## DESCRIPTION OF THE TASK
Without skipping anything, write out each record below exactly.

_ _ _ _ _ _ _

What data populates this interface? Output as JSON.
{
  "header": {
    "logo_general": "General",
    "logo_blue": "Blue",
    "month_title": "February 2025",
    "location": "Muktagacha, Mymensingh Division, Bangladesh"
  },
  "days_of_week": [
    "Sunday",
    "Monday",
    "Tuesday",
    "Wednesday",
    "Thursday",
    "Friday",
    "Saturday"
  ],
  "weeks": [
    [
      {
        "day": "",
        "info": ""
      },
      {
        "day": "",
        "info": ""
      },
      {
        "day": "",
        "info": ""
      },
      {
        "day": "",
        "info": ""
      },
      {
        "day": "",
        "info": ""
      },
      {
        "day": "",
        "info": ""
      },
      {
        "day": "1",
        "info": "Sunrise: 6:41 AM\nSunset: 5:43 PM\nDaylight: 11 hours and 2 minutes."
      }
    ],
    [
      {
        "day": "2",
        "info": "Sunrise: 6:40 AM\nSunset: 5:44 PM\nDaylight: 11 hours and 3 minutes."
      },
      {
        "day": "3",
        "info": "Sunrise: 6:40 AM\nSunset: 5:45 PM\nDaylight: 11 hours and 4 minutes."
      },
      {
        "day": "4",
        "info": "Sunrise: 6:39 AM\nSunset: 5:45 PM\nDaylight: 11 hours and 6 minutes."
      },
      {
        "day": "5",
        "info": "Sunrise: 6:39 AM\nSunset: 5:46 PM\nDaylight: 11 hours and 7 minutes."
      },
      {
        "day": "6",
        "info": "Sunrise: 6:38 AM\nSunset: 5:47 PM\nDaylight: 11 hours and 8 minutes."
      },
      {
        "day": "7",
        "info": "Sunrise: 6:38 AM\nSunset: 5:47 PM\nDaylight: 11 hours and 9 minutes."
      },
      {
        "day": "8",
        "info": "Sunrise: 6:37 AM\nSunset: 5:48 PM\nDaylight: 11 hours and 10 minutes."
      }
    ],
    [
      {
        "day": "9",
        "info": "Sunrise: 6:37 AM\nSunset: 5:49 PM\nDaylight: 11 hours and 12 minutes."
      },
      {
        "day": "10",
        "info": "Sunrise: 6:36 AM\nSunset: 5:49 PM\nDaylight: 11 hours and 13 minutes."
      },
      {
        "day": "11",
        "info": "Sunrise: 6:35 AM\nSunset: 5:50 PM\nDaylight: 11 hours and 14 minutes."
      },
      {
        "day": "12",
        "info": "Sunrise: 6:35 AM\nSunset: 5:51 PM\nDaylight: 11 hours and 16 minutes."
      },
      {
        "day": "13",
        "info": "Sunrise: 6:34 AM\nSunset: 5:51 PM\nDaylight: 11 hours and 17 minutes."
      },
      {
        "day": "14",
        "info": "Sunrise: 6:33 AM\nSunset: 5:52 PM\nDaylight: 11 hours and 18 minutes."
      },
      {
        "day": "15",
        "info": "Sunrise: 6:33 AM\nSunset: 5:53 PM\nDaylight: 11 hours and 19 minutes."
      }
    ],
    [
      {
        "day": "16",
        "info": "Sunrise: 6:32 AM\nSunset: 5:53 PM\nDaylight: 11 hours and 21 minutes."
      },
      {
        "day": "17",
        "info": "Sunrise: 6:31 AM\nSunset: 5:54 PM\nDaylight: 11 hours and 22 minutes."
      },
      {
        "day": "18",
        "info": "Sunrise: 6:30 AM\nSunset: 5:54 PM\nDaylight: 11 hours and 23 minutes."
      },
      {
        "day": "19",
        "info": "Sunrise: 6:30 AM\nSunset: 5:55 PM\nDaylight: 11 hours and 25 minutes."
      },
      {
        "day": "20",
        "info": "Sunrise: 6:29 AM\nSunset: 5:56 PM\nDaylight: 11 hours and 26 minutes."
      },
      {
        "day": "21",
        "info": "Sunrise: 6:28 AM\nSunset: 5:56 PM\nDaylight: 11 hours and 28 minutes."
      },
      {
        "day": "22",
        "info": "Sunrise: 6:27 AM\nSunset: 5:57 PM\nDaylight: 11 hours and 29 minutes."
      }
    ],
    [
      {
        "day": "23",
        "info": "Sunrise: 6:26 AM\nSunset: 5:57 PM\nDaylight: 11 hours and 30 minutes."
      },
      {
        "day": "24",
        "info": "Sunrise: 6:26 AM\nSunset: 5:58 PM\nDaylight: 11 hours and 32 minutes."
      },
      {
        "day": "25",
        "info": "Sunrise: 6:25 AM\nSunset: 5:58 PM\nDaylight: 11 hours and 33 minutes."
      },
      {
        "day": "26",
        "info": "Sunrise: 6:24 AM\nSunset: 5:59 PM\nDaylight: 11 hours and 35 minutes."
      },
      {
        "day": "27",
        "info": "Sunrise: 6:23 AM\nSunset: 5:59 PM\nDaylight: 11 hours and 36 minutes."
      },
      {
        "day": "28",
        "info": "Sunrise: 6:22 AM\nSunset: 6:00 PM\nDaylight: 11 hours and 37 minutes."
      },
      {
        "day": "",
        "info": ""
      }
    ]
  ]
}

_ _ _ _ _ _ _

## CORRECT ANSWER
What data populates this interface? Output as JSON.
{
  "header": {
    "logo_general": "General",
    "logo_blue": "Blue",
    "month_title": "February 2025",
    "location": "Muktagacha, Mymensingh Division, Bangladesh"
  },
  "days_of_week": [
    "Sunday",
    "Monday",
    "Tuesday",
    "Wednesday",
    "Thursday",
    "Friday",
    "Saturday"
  ],
  "weeks": [
    [
      {
        "day": "",
        "info": ""
      },
      {
        "day": "",
        "info": ""
      },
      {
        "day": "",
        "info": ""
      },
      {
        "day": "",
        "info": ""
      },
      {
        "day": "",
        "info": ""
      },
      {
        "day": "",
        "info": ""
      },
      {
        "day": "1",
        "info": "Sunrise: 6:41 AM\nSunset: 5:43 PM\nDaylight: 11 hours and 2 minutes."
      }
    ],
    [
      {
        "day": "2",
        "info": "Sunrise: 6:40 AM\nSunset: 5:44 PM\nDaylight: 11 hours and 3 minutes."
      },
      {
        "day": "3",
        "info": "Sunrise: 6:40 AM\nSunset: 5:45 PM\nDaylight: 11 hours and 4 minutes."
      },
      {
        "day": "4",
        "info": "Sunrise: 6:39 AM\nSunset: 5:45 PM\nDaylight: 11 hours and 6 minutes."
      },
      {
        "day": "5",
        "info": "Sunrise: 6:39 AM\nSunset: 5:46 PM\nDaylight: 11 hours and 7 minutes."
      },
      {
        "day": "6",
        "info": "Sunrise: 6:38 AM\nSunset: 5:47 PM\nDaylight: 11 hours and 8 minutes."
      },
      {
        "day": "7",
        "info": "Sunrise: 6:38 AM\nSunset: 5:47 PM\nDaylight: 11 hours and 9 minutes."
      },
      {
        "day": "8",
        "info": "Sunrise: 6:37 AM\nSunset: 5:48 PM\nDaylight: 11 hours and 10 minutes."
      }
    ],
    [
      {
        "day": "9",
        "info": "Sunrise: 6:37 AM\nSunset: 5:49 PM\nDaylight: 11 hours and 12 minutes."
      },
      {
        "day": "10",
        "info": "Sunrise: 6:36 AM\nSunset: 5:49 PM\nDaylight: 11 hours and 13 minutes."
      },
      {
        "day": "11",
        "info": "Sunrise: 6:35 AM\nSunset: 5:50 PM\nDaylight: 11 hours and 14 minutes."
      },
      {
        "day": "12",
        "info": "Sunrise: 6:35 AM\nSunset: 5:51 PM\nDaylight: 11 hours and 16 minutes."
      },
      {
        "day": "13",
        "info": "Sunrise: 6:34 AM\nSunset: 5:51 PM\nDaylight: 11 hours and 17 minutes."
      },
      {
        "day": "14",
        "info": "Sunrise: 6:33 AM\nSunset: 5:52 PM\nDaylight: 11 hours and 18 minutes."
      },
      {
        "day": "15",
        "info": "Sunrise: 6:33 AM\nSunset: 5:53 PM\nDaylight: 11 hours and 19 minutes."
      }
    ],
    [
      {
        "day": "16",
        "info": "Sunrise: 6:32 AM\nSunset: 5:53 PM\nDaylight: 11 hours and 21 minutes."
      },
      {
        "day": "17",
        "info": "Sunrise: 6:31 AM\nSunset: 5:54 PM\nDaylight: 11 hours and 22 minutes."
      },
      {
        "day": "18",
        "info": "Sunrise: 6:30 AM\nSunset: 5:54 PM\nDaylight: 11 hours and 23 minutes."
      },
      {
        "day": "19",
        "info": "Sunrise: 6:30 AM\nSunset: 5:55 PM\nDaylight: 11 hours and 25 minutes."
      },
      {
        "day": "20",
        "info": "Sunrise: 6:29 AM\nSunset: 5:56 PM\nDaylight: 11 hours and 26 minutes."
      },
      {
        "day": "21",
        "info": "Sunrise: 6:28 AM\nSunset: 5:56 PM\nDaylight: 11 hours and 28 minutes."
      },
      {
        "day": "22",
        "info": "Sunrise: 6:27 AM\nSunset: 5:57 PM\nDaylight: 11 hours and 29 minutes."
      }
    ],
    [
      {
        "day": "23",
        "info": "Sunrise: 6:26 AM\nSunset: 5:57 PM\nDaylight: 11 hours and 30 minutes."
      },
      {
        "day": "24",
        "info": "Sunrise: 6:26 AM\nSunset: 5:58 PM\nDaylight: 11 hours and 32 minutes."
      },
      {
        "day": "25",
        "info": "Sunrise: 6:25 AM\nSunset: 5:58 PM\nDaylight: 11 hours and 33 minutes."
      },
      {
        "day": "26",
        "info": "Sunrise: 6:24 AM\nSunset: 5:59 PM\nDaylight: 11 hours and 35 minutes."
      },
      {
        "day": "27",
        "info": "Sunrise: 6:23 AM\nSunset: 5:59 PM\nDaylight: 11 hours and 36 minutes."
      },
      {
        "day": "28",
        "info": "Sunrise: 6:22 AM\nSunset: 6:00 PM\nDaylight: 11 hours and 37 minutes."
      },
      {
        "day": "",
        "info": ""
      }
    ]
  ]
}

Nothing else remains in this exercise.